» Exercise objective: Going through the material below, please gather all lines with the word "this" in them.
----- Supplied data
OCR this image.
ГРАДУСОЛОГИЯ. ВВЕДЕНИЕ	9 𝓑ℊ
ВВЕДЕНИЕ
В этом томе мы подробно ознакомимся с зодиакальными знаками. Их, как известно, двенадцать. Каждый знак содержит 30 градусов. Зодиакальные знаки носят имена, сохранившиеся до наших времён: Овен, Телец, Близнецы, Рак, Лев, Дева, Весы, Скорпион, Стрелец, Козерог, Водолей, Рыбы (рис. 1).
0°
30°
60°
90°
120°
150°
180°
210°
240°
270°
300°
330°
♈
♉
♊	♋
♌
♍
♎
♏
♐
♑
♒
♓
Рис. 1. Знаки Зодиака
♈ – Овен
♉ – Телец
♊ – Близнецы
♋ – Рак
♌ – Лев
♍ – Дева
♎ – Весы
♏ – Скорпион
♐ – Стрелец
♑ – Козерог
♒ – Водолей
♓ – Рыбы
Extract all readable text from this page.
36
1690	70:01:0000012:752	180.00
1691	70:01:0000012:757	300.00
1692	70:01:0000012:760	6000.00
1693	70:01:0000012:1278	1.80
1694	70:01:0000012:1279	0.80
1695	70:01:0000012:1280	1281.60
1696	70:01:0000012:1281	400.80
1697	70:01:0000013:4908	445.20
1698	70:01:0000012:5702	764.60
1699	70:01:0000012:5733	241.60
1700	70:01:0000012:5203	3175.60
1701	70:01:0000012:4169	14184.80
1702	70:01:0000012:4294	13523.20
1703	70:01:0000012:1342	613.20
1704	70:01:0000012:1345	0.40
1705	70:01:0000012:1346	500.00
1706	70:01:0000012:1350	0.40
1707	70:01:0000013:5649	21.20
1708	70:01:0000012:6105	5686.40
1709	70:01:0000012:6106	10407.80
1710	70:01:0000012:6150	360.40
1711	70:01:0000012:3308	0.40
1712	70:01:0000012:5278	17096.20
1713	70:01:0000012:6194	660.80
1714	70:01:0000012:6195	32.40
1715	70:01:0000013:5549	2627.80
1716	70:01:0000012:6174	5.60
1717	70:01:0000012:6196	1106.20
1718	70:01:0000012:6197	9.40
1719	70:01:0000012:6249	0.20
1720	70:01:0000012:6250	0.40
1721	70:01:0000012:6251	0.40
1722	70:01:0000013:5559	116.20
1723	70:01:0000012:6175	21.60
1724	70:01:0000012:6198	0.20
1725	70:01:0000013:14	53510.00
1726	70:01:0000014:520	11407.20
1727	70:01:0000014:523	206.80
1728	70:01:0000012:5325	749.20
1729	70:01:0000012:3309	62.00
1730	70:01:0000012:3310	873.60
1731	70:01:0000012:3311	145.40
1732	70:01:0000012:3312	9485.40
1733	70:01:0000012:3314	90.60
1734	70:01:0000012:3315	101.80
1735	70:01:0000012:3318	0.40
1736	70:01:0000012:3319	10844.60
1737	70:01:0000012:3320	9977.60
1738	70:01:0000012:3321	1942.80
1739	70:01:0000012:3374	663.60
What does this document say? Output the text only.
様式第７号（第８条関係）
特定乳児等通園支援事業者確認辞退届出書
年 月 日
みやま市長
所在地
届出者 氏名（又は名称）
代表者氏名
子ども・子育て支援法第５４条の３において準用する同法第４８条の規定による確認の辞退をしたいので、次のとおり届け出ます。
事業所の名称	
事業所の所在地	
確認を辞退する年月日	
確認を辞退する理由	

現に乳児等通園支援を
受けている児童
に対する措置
----------
» Exercise solution:
OCR this image.
Extract all readable text from this page.
What does this document say? Output the text only.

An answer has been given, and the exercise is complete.